Set down every entry below exactly as it stands.

======

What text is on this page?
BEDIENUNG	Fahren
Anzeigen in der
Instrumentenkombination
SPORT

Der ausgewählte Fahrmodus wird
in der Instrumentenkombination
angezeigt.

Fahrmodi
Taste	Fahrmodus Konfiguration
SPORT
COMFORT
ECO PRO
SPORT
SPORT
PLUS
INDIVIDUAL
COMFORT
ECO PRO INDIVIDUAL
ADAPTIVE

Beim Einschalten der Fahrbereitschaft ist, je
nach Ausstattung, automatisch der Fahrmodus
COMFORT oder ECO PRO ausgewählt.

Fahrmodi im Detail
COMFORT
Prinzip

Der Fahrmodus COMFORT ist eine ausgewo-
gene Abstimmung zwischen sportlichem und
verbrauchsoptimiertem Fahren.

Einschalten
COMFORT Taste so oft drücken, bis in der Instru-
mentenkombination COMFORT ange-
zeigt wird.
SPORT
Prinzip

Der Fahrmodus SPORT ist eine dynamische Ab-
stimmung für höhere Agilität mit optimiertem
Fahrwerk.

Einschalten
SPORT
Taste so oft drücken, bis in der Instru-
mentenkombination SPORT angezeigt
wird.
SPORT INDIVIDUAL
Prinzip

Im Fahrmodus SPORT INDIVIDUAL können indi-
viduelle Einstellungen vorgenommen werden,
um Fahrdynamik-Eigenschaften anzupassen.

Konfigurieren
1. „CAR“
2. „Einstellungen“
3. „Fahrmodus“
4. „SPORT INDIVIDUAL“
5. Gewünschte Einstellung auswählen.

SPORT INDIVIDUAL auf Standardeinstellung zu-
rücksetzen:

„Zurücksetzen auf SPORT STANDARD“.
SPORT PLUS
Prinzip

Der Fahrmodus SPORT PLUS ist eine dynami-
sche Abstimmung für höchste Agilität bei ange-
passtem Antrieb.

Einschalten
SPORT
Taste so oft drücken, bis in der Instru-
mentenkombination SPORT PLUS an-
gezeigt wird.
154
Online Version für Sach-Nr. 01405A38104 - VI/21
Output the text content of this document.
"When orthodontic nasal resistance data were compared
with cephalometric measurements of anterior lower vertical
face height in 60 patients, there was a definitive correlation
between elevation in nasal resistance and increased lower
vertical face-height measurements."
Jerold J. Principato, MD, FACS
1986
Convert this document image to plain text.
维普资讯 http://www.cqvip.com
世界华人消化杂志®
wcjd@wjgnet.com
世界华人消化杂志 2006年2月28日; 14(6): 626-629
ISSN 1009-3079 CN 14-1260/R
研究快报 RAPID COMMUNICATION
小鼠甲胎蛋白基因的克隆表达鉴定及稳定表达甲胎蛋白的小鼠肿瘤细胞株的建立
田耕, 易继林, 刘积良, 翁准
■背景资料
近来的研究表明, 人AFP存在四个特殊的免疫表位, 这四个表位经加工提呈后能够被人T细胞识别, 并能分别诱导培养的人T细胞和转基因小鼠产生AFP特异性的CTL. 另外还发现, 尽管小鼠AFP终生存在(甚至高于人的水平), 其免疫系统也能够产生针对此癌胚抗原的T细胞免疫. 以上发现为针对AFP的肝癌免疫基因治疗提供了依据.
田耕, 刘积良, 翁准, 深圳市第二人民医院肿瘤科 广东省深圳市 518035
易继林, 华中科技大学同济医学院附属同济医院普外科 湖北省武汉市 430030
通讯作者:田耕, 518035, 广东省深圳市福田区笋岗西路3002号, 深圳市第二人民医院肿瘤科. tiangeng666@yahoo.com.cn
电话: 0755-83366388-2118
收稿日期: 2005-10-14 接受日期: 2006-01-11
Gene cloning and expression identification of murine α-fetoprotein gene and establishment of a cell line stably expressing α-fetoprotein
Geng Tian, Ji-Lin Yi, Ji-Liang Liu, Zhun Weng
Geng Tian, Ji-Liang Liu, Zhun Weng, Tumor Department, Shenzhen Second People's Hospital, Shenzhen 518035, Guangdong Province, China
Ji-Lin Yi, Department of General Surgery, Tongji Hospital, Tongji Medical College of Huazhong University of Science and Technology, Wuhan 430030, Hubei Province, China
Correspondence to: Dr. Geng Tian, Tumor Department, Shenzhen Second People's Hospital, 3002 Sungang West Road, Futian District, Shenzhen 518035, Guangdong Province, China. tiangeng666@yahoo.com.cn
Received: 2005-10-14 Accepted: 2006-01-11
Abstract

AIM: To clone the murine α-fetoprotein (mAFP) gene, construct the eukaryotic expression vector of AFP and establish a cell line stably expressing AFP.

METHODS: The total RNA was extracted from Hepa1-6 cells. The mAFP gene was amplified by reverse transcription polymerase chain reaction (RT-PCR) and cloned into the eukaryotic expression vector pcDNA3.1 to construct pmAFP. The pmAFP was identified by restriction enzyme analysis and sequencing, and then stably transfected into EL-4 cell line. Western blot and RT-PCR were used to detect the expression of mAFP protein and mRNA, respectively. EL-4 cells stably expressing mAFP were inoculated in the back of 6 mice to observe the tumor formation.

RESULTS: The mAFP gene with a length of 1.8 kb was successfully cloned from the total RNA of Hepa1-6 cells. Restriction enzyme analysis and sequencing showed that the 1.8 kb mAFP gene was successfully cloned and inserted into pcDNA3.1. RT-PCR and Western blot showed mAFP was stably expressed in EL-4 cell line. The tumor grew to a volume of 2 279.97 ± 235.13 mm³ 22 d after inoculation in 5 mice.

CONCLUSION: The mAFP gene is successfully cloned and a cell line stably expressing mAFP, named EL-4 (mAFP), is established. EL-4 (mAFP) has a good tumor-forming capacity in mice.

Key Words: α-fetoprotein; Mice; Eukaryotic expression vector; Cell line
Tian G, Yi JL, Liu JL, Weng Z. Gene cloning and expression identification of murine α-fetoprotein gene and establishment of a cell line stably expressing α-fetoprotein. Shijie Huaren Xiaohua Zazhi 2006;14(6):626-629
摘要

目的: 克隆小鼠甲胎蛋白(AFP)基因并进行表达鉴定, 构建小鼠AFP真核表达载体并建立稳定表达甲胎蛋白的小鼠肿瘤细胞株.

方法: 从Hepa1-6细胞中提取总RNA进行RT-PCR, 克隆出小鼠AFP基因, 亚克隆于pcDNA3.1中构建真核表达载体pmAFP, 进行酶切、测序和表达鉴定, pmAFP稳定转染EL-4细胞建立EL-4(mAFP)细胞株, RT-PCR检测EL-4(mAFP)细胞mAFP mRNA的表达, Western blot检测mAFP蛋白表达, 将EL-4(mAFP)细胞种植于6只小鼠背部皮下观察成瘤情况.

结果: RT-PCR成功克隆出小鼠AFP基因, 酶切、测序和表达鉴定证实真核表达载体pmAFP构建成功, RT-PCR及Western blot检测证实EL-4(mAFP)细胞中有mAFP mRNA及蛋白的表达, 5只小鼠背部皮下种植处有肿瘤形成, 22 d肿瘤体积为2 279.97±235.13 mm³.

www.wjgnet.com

======

__Answer space__:
What text is on this page?
BEDIENUNG	Fahren
Anzeigen in der
Instrumentenkombination
SPORT

Der ausgewählte Fahrmodus wird
in der Instrumentenkombination
angezeigt.

Fahrmodi
Taste	Fahrmodus Konfiguration
SPORT
COMFORT
ECO PRO
SPORT
SPORT
PLUS
INDIVIDUAL
COMFORT
ECO PRO INDIVIDUAL
ADAPTIVE

Beim Einschalten der Fahrbereitschaft ist, je
nach Ausstattung, automatisch der Fahrmodus
COMFORT oder ECO PRO ausgewählt.

Fahrmodi im Detail
COMFORT
Prinzip

Der Fahrmodus COMFORT ist eine ausgewo-
gene Abstimmung zwischen sportlichem und
verbrauchsoptimiertem Fahren.

Einschalten
COMFORT Taste so oft drücken, bis in der Instru-
mentenkombination COMFORT ange-
zeigt wird.
SPORT
Prinzip

Der Fahrmodus SPORT ist eine dynamische Ab-
stimmung für höhere Agilität mit optimiertem
Fahrwerk.

Einschalten
SPORT
Taste so oft drücken, bis in der Instru-
mentenkombination SPORT angezeigt
wird.
SPORT INDIVIDUAL
Prinzip

Im Fahrmodus SPORT INDIVIDUAL können indi-
viduelle Einstellungen vorgenommen werden,
um Fahrdynamik-Eigenschaften anzupassen.

Konfigurieren
1. „CAR“
2. „Einstellungen“
3. „Fahrmodus“
4. „SPORT INDIVIDUAL“
5. Gewünschte Einstellung auswählen.

SPORT INDIVIDUAL auf Standardeinstellung zu-
rücksetzen:

„Zurücksetzen auf SPORT STANDARD“.
SPORT PLUS
Prinzip

Der Fahrmodus SPORT PLUS ist eine dynami-
sche Abstimmung für höchste Agilität bei ange-
passtem Antrieb.

Einschalten
SPORT
Taste so oft drücken, bis in der Instru-
mentenkombination SPORT PLUS an-
gezeigt wird.
154
Online Version für Sach-Nr. 01405A38104 - VI/21
Output the text content of this document.
"When orthodontic nasal resistance data were compared
with cephalometric measurements of anterior lower vertical
face height in 60 patients, there was a definitive correlation
between elevation in nasal resistance and increased lower
vertical face-height measurements."
Jerold J. Principato, MD, FACS
1986
Convert this document image to plain text.
维普资讯 http://www.cqvip.com
世界华人消化杂志®
wcjd@wjgnet.com
世界华人消化杂志 2006年2月28日; 14(6): 626-629
ISSN 1009-3079 CN 14-1260/R
研究快报 RAPID COMMUNICATION
小鼠甲胎蛋白基因的克隆表达鉴定及稳定表达甲胎蛋白的小鼠肿瘤细胞株的建立
田耕, 易继林, 刘积良, 翁准
■背景资料
近来的研究表明, 人AFP存在四个特殊的免疫表位, 这四个表位经加工提呈后能够被人T细胞识别, 并能分别诱导培养的人T细胞和转基因小鼠产生AFP特异性的CTL. 另外还发现, 尽管小鼠AFP终生存在(甚至高于人的水平), 其免疫系统也能够产生针对此癌胚抗原的T细胞免疫. 以上发现为针对AFP的肝癌免疫基因治疗提供了依据.
田耕, 刘积良, 翁准, 深圳市第二人民医院肿瘤科 广东省深圳市 518035
易继林, 华中科技大学同济医学院附属同济医院普外科 湖北省武汉市 430030
通讯作者:田耕, 518035, 广东省深圳市福田区笋岗西路3002号, 深圳市第二人民医院肿瘤科. tiangeng666@yahoo.com.cn
电话: 0755-83366388-2118
收稿日期: 2005-10-14 接受日期: 2006-01-11
Gene cloning and expression identification of murine α-fetoprotein gene and establishment of a cell line stably expressing α-fetoprotein
Geng Tian, Ji-Lin Yi, Ji-Liang Liu, Zhun Weng
Geng Tian, Ji-Liang Liu, Zhun Weng, Tumor Department, Shenzhen Second People's Hospital, Shenzhen 518035, Guangdong Province, China
Ji-Lin Yi, Department of General Surgery, Tongji Hospital, Tongji Medical College of Huazhong University of Science and Technology, Wuhan 430030, Hubei Province, China
Correspondence to: Dr. Geng Tian, Tumor Department, Shenzhen Second People's Hospital, 3002 Sungang West Road, Futian District, Shenzhen 518035, Guangdong Province, China. tiangeng666@yahoo.com.cn
Received: 2005-10-14 Accepted: 2006-01-11
Abstract

AIM: To clone the murine α-fetoprotein (mAFP) gene, construct the eukaryotic expression vector of AFP and establish a cell line stably expressing AFP.

METHODS: The total RNA was extracted from Hepa1-6 cells. The mAFP gene was amplified by reverse transcription polymerase chain reaction (RT-PCR) and cloned into the eukaryotic expression vector pcDNA3.1 to construct pmAFP. The pmAFP was identified by restriction enzyme analysis and sequencing, and then stably transfected into EL-4 cell line. Western blot and RT-PCR were used to detect the expression of mAFP protein and mRNA, respectively. EL-4 cells stably expressing mAFP were inoculated in the back of 6 mice to observe the tumor formation.

RESULTS: The mAFP gene with a length of 1.8 kb was successfully cloned from the total RNA of Hepa1-6 cells. Restriction enzyme analysis and sequencing showed that the 1.8 kb mAFP gene was successfully cloned and inserted into pcDNA3.1. RT-PCR and Western blot showed mAFP was stably expressed in EL-4 cell line. The tumor grew to a volume of 2 279.97 ± 235.13 mm³ 22 d after inoculation in 5 mice.

CONCLUSION: The mAFP gene is successfully cloned and a cell line stably expressing mAFP, named EL-4 (mAFP), is established. EL-4 (mAFP) has a good tumor-forming capacity in mice.

Key Words: α-fetoprotein; Mice; Eukaryotic expression vector; Cell line
Tian G, Yi JL, Liu JL, Weng Z. Gene cloning and expression identification of murine α-fetoprotein gene and establishment of a cell line stably expressing α-fetoprotein. Shijie Huaren Xiaohua Zazhi 2006;14(6):626-629
摘要

目的: 克隆小鼠甲胎蛋白(AFP)基因并进行表达鉴定, 构建小鼠AFP真核表达载体并建立稳定表达甲胎蛋白的小鼠肿瘤细胞株.

方法: 从Hepa1-6细胞中提取总RNA进行RT-PCR, 克隆出小鼠AFP基因, 亚克隆于pcDNA3.1中构建真核表达载体pmAFP, 进行酶切、测序和表达鉴定, pmAFP稳定转染EL-4细胞建立EL-4(mAFP)细胞株, RT-PCR检测EL-4(mAFP)细胞mAFP mRNA的表达, Western blot检测mAFP蛋白表达, 将EL-4(mAFP)细胞种植于6只小鼠背部皮下观察成瘤情况.

结果: RT-PCR成功克隆出小鼠AFP基因, 酶切、测序和表达鉴定证实真核表达载体pmAFP构建成功, RT-PCR及Western blot检测证实EL-4(mAFP)细胞中有mAFP mRNA及蛋白的表达, 5只小鼠背部皮下种植处有肿瘤形成, 22 d肿瘤体积为2 279.97±235.13 mm³.

www.wjgnet.com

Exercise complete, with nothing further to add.